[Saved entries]
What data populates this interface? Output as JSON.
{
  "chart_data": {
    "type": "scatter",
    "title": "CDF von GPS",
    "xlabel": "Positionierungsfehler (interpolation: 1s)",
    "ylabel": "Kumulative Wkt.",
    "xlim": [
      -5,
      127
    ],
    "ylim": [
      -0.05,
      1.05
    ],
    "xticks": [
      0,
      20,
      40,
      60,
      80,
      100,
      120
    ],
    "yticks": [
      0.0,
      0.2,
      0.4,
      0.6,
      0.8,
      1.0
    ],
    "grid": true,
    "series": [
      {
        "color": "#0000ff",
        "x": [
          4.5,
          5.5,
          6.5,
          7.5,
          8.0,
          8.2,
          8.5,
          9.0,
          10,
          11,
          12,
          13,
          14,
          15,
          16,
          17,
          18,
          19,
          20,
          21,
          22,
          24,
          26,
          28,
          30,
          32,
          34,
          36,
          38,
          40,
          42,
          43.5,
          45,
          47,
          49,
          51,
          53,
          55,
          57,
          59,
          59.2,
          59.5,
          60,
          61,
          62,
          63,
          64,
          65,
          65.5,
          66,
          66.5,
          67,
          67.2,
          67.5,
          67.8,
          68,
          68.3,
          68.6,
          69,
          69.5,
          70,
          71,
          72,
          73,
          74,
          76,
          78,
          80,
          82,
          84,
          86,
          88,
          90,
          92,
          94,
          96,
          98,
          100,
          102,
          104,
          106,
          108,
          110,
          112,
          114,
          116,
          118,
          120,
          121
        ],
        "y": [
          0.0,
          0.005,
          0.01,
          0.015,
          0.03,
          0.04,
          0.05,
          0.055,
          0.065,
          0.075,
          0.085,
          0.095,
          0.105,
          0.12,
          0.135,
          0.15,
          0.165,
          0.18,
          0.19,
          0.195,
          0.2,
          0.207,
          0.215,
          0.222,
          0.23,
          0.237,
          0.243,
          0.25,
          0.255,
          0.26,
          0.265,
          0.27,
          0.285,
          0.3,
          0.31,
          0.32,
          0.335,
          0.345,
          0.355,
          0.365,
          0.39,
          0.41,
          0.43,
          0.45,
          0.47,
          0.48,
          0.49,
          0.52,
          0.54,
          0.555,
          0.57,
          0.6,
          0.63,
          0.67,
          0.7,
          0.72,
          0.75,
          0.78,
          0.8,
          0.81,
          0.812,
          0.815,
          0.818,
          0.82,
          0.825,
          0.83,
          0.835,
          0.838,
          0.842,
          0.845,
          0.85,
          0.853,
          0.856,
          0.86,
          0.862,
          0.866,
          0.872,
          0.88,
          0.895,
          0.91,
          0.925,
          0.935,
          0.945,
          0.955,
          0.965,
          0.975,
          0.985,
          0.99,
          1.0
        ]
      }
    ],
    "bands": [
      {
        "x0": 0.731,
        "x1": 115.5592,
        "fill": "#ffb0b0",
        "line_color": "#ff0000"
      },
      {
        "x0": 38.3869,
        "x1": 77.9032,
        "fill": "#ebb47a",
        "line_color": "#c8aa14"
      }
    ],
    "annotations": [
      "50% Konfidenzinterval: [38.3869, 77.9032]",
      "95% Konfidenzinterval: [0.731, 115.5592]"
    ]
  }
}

### [GIVEN EXERCISE]
Quote the material exactly, leaving nothing out.

### [RESPONSE TO THIS EXERCISE]
What data populates this interface? Output as JSON.
{
  "chart_data": {
    "type": "scatter",
    "title": "CDF von GPS",
    "xlabel": "Positionierungsfehler (interpolation: 1s)",
    "ylabel": "Kumulative Wkt.",
    "xlim": [
      -5,
      127
    ],
    "ylim": [
      -0.05,
      1.05
    ],
    "xticks": [
      0,
      20,
      40,
      60,
      80,
      100,
      120
    ],
    "yticks": [
      0.0,
      0.2,
      0.4,
      0.6,
      0.8,
      1.0
    ],
    "grid": true,
    "series": [
      {
        "color": "#0000ff",
        "x": [
          4.5,
          5.5,
          6.5,
          7.5,
          8.0,
          8.2,
          8.5,
          9.0,
          10,
          11,
          12,
          13,
          14,
          15,
          16,
          17,
          18,
          19,
          20,
          21,
          22,
          24,
          26,
          28,
          30,
          32,
          34,
          36,
          38,
          40,
          42,
          43.5,
          45,
          47,
          49,
          51,
          53,
          55,
          57,
          59,
          59.2,
          59.5,
          60,
          61,
          62,
          63,
          64,
          65,
          65.5,
          66,
          66.5,
          67,
          67.2,
          67.5,
          67.8,
          68,
          68.3,
          68.6,
          69,
          69.5,
          70,
          71,
          72,
          73,
          74,
          76,
          78,
          80,
          82,
          84,
          86,
          88,
          90,
          92,
          94,
          96,
          98,
          100,
          102,
          104,
          106,
          108,
          110,
          112,
          114,
          116,
          118,
          120,
          121
        ],
        "y": [
          0.0,
          0.005,
          0.01,
          0.015,
          0.03,
          0.04,
          0.05,
          0.055,
          0.065,
          0.075,
          0.085,
          0.095,
          0.105,
          0.12,
          0.135,
          0.15,
          0.165,
          0.18,
          0.19,
          0.195,
          0.2,
          0.207,
          0.215,
          0.222,
          0.23,
          0.237,
          0.243,
          0.25,
          0.255,
          0.26,
          0.265,
          0.27,
          0.285,
          0.3,
          0.31,
          0.32,
          0.335,
          0.345,
          0.355,
          0.365,
          0.39,
          0.41,
          0.43,
          0.45,
          0.47,
          0.48,
          0.49,
          0.52,
          0.54,
          0.555,
          0.57,
          0.6,
          0.63,
          0.67,
          0.7,
          0.72,
          0.75,
          0.78,
          0.8,
          0.81,
          0.812,
          0.815,
          0.818,
          0.82,
          0.825,
          0.83,
          0.835,
          0.838,
          0.842,
          0.845,
          0.85,
          0.853,
          0.856,
          0.86,
          0.862,
          0.866,
          0.872,
          0.88,
          0.895,
          0.91,
          0.925,
          0.935,
          0.945,
          0.955,
          0.965,
          0.975,
          0.985,
          0.99,
          1.0
        ]
      }
    ],
    "bands": [
      {
        "x0": 0.731,
        "x1": 115.5592,
        "fill": "#ffb0b0",
        "line_color": "#ff0000"
      },
      {
        "x0": 38.3869,
        "x1": 77.9032,
        "fill": "#ebb47a",
        "line_color": "#c8aa14"
      }
    ],
    "annotations": [
      "50% Konfidenzinterval: [38.3869, 77.9032]",
      "95% Konfidenzinterval: [0.731, 115.5592]"
    ]
  }
}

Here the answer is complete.